::: Task data

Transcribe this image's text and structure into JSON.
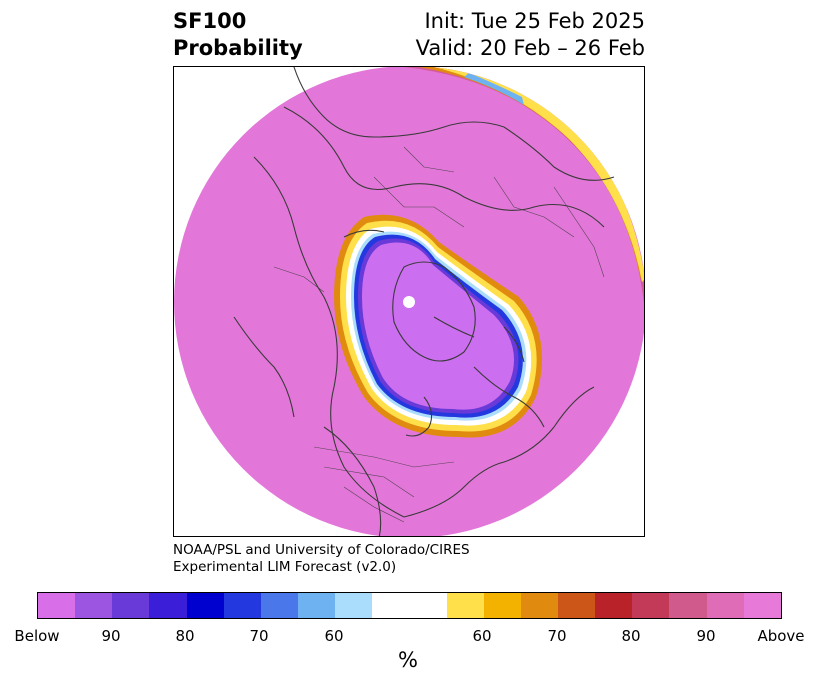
{
  "header": {
    "variable": "SF100",
    "product": "Probability",
    "init": "Init: Tue 25 Feb 2025",
    "valid": "Valid: 20 Feb – 26 Feb"
  },
  "credit": {
    "line1": "NOAA/PSL and University of Colorado/CIRES",
    "line2": "Experimental LIM Forecast (v2.0)"
  },
  "map": {
    "projection": "polar stereographic (North Pole)",
    "dominant_category": "Above",
    "below_region": "Arctic Ocean / high latitudes",
    "colors": {
      "above": "#e377d9",
      "below": "#cc6ef0",
      "coastline": "#3a3a3a"
    }
  },
  "colorbar": {
    "colors": [
      "#d86fe8",
      "#9b55e0",
      "#6a3ad8",
      "#3a1ed8",
      "#0000cf",
      "#2438e0",
      "#4a78ea",
      "#6fb2f2",
      "#aadcfb",
      "#ffffff",
      "#ffe04a",
      "#f4b200",
      "#e08a10",
      "#cc5518",
      "#b82228",
      "#c23a58",
      "#d05a8c",
      "#de6cb6",
      "#e77ad8"
    ],
    "labels": [
      "Below",
      "90",
      "80",
      "70",
      "60",
      "60",
      "70",
      "80",
      "90",
      "Above"
    ],
    "unit": "%"
  }
}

::::::

#### [The exercise]
Exclude the pictures and transcribe all of the entries exactly.

#### [Answer to the problem]
Transcribe this image's text and structure into JSON.
{
  "header": {
    "variable": "SF100",
    "product": "Probability",
    "init": "Init: Tue 25 Feb 2025",
    "valid": "Valid: 20 Feb – 26 Feb"
  },
  "credit": {
    "line1": "NOAA/PSL and University of Colorado/CIRES",
    "line2": "Experimental LIM Forecast (v2.0)"
  },
  "map": {
    "projection": "polar stereographic (North Pole)",
    "dominant_category": "Above",
    "below_region": "Arctic Ocean / high latitudes",
    "colors": {
      "above": "#e377d9",
      "below": "#cc6ef0",
      "coastline": "#3a3a3a"
    }
  },
  "colorbar": {
    "colors": [
      "#d86fe8",
      "#9b55e0",
      "#6a3ad8",
      "#3a1ed8",
      "#0000cf",
      "#2438e0",
      "#4a78ea",
      "#6fb2f2",
      "#aadcfb",
      "#ffffff",
      "#ffe04a",
      "#f4b200",
      "#e08a10",
      "#cc5518",
      "#b82228",
      "#c23a58",
      "#d05a8c",
      "#de6cb6",
      "#e77ad8"
    ],
    "labels": [
      "Below",
      "90",
      "80",
      "70",
      "60",
      "60",
      "70",
      "80",
      "90",
      "Above"
    ],
    "unit": "%"
  }
}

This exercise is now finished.